# [Request]
Return all lines below containing the word "оторва".

# [Provided records]
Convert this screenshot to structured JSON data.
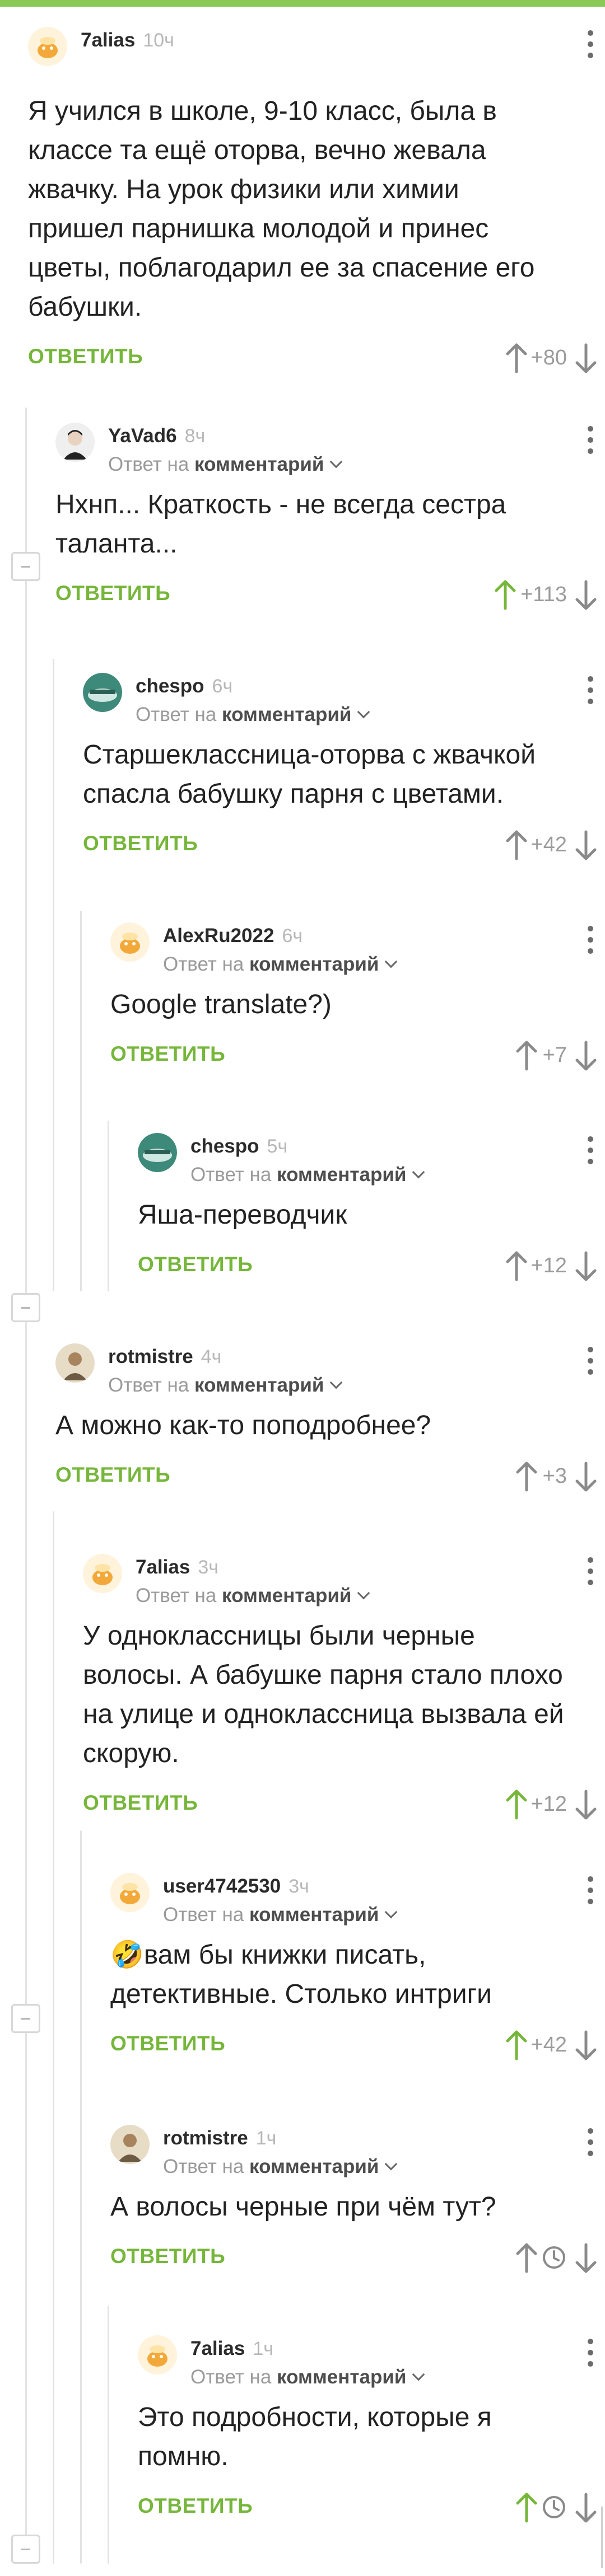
{
  "colors": {
    "accent": "#76b63a",
    "vote_up_active": "#76b63a",
    "text": "#222222",
    "muted": "#9a9a9a"
  },
  "reply_to_prefix": "Ответ на",
  "reply_to_link": "комментарий",
  "reply_label": "ОТВЕТИТЬ",
  "comments": [
    {
      "author": "7alias",
      "time": "10ч",
      "text": "Я учился в школе, 9-10 класс, была в классе та ещё оторва, вечно жевала жвачку. На урок физики или химии пришел парнишка молодой и принес цветы, поблагодарил ее за спасение его бабушки.",
      "score": "+80"
    },
    {
      "author": "YaVad6",
      "time": "8ч",
      "text": "Нхнп... Краткость - не всегда сестра таланта...",
      "score": "+113"
    },
    {
      "author": "chespo",
      "time": "6ч",
      "text": "Старшеклассница-оторва с жвачкой спасла бабушку парня с цветами.",
      "score": "+42"
    },
    {
      "author": "AlexRu2022",
      "time": "6ч",
      "text": "Google translate?)",
      "score": "+7"
    },
    {
      "author": "chespo",
      "time": "5ч",
      "text": "Яша-переводчик",
      "score": "+12"
    },
    {
      "author": "rotmistre",
      "time": "4ч",
      "text": "А можно как-то поподробнее?",
      "score": "+3"
    },
    {
      "author": "7alias",
      "time": "3ч",
      "text": "У одноклассницы были черные волосы. А бабушке парня стало плохо на улице и одноклассница вызвала ей скорую.",
      "score": "+12"
    },
    {
      "author": "user4742530",
      "time": "3ч",
      "text": "🤣вам бы книжки писать, детективные. Столько интриги",
      "score": "+42"
    },
    {
      "author": "rotmistre",
      "time": "1ч",
      "text": "А волосы черные при чём тут?",
      "score": ""
    },
    {
      "author": "7alias",
      "time": "1ч",
      "text": "Это подробности, которые я помню.",
      "score": ""
    }
  ]
}
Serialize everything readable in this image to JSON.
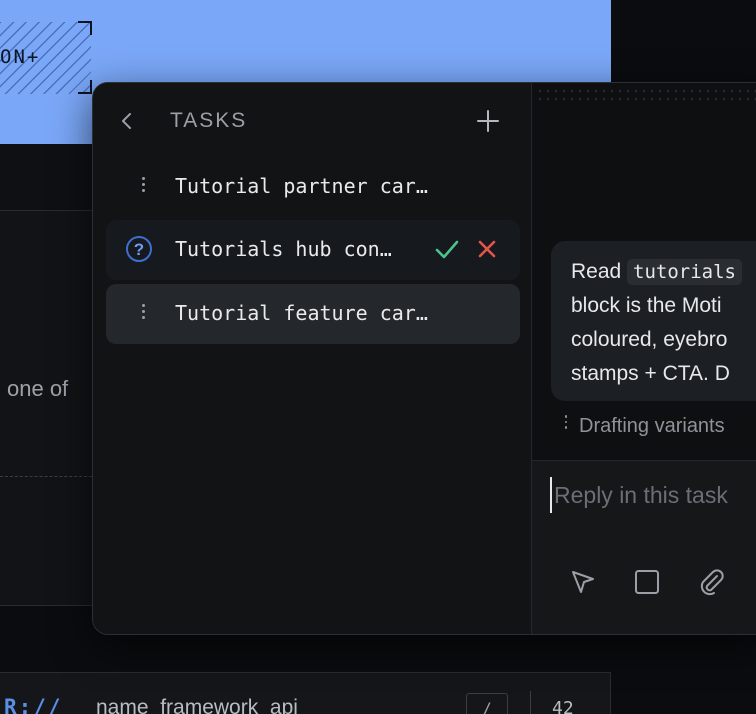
{
  "background": {
    "stamp_text": "ON+",
    "side_text": "one of",
    "code_prefix": "R://",
    "code_text": "name_framework_api",
    "code_key": "/",
    "code_number": "42"
  },
  "tasks_panel": {
    "title": "TASKS",
    "icons": {
      "back": "chevron-left-icon",
      "add": "plus-icon"
    },
    "items": [
      {
        "label": "Tutorial partner car…",
        "status": "menu",
        "icon": "vertical-dots-icon"
      },
      {
        "label": "Tutorials hub con…",
        "status": "needs-review",
        "icon": "question-circle-icon"
      },
      {
        "label": "Tutorial feature car…",
        "status": "selected",
        "icon": "vertical-dots-icon"
      }
    ]
  },
  "chat": {
    "message_lines": [
      "Read",
      "tutorials",
      "block is the Moti",
      "coloured, eyebro",
      "stamps + CTA. D"
    ],
    "status": "Drafting variants",
    "reply_placeholder": "Reply in this task",
    "tools": [
      "cursor-icon",
      "square-icon",
      "paperclip-icon"
    ]
  },
  "colors": {
    "accent_blue": "#7aa7f7",
    "approve_green": "#4cc38a",
    "reject_red": "#e5534b",
    "question_blue": "#3f6fcf"
  }
}
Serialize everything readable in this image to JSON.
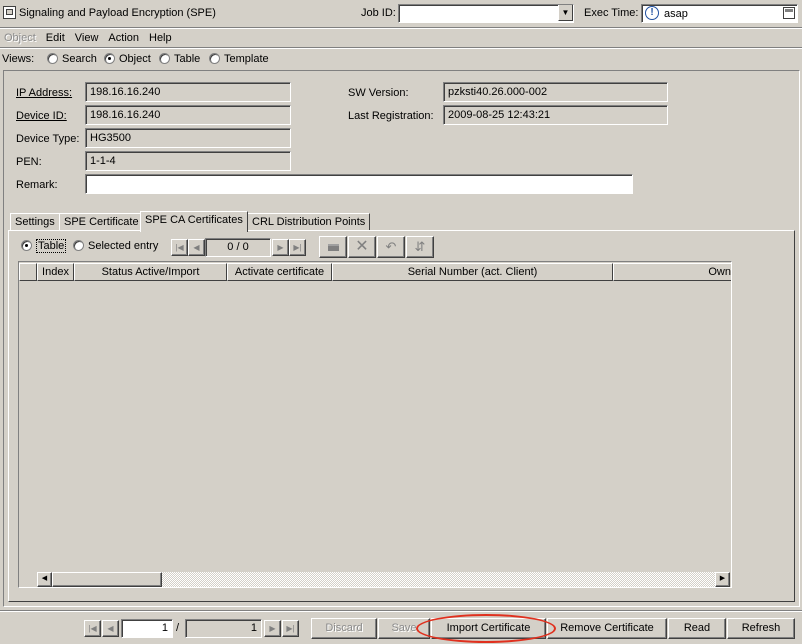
{
  "window": {
    "title": "Signaling and Payload Encryption (SPE)"
  },
  "job": {
    "label": "Job ID:",
    "value": ""
  },
  "exec": {
    "label": "Exec Time:",
    "value": "asap"
  },
  "menu": {
    "object": "Object",
    "edit": "Edit",
    "view": "View",
    "action": "Action",
    "help": "Help"
  },
  "views": {
    "label": "Views:",
    "options": [
      "Search",
      "Object",
      "Table",
      "Template"
    ],
    "selected": "Object"
  },
  "fields": {
    "ip_label": "IP Address:",
    "ip_value": "198.16.16.240",
    "device_id_label": "Device ID:",
    "device_id_value": "198.16.16.240",
    "device_type_label": "Device Type:",
    "device_type_value": "HG3500",
    "pen_label": "PEN:",
    "pen_value": "1-1-4",
    "remark_label": "Remark:",
    "remark_value": "",
    "sw_label": "SW Version:",
    "sw_value": "pzksti40.26.000-002",
    "lastreg_label": "Last Registration:",
    "lastreg_value": "2009-08-25 12:43:21"
  },
  "tabs": [
    "Settings",
    "SPE Certificate",
    "SPE CA Certificates",
    "CRL Distribution Points"
  ],
  "active_tab": "SPE CA Certificates",
  "subview": {
    "table": "Table",
    "selected_entry": "Selected entry",
    "selected": "Table",
    "counter": "0 / 0"
  },
  "table": {
    "columns": [
      "Index",
      "Status Active/Import",
      "Activate certificate",
      "Serial Number (act. Client)",
      "Own"
    ]
  },
  "bottom": {
    "page_current": "1",
    "page_sep": "/",
    "page_total": "1",
    "discard": "Discard",
    "save": "Save",
    "import": "Import Certificate",
    "remove": "Remove Certificate",
    "read": "Read",
    "refresh": "Refresh"
  },
  "colors": {
    "background": "#d4d0c8",
    "highlight_ellipse": "#e0301e"
  }
}
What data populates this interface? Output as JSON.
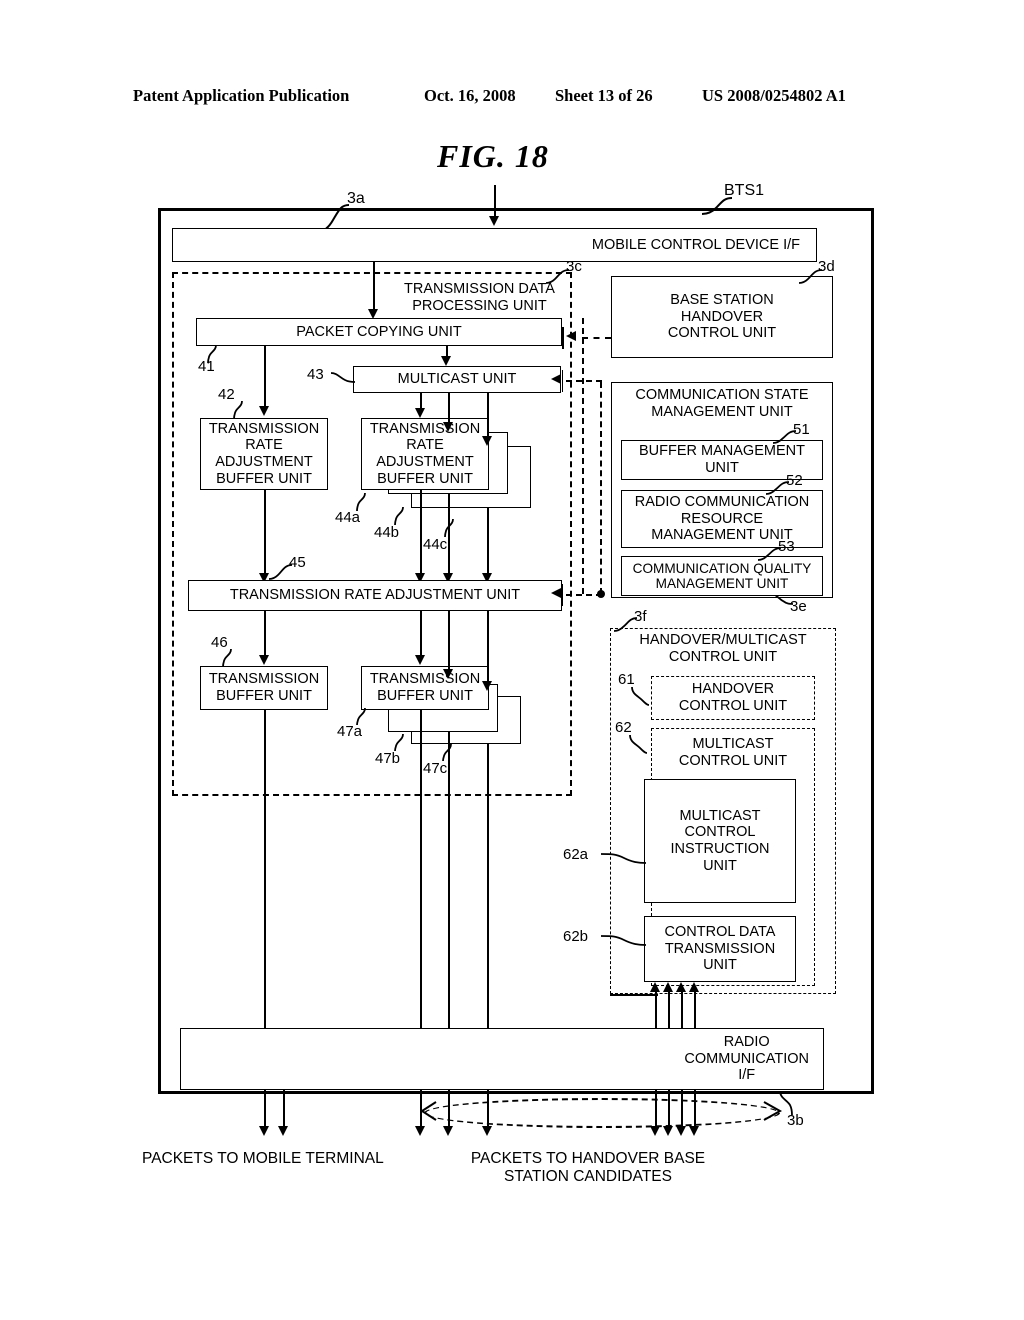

# [Answer below]
      "text": "Я учился в школе, 9-10 класс, была в классе та ещё оторва, вечно жевала жвачку. На урок физики или химии пришел парнишка молодой и принес цветы, поблагодарил ее за спасение его бабушки.",
      "text": "Старшеклассница-оторва с жвачкой спасла бабушку парня с цветами.",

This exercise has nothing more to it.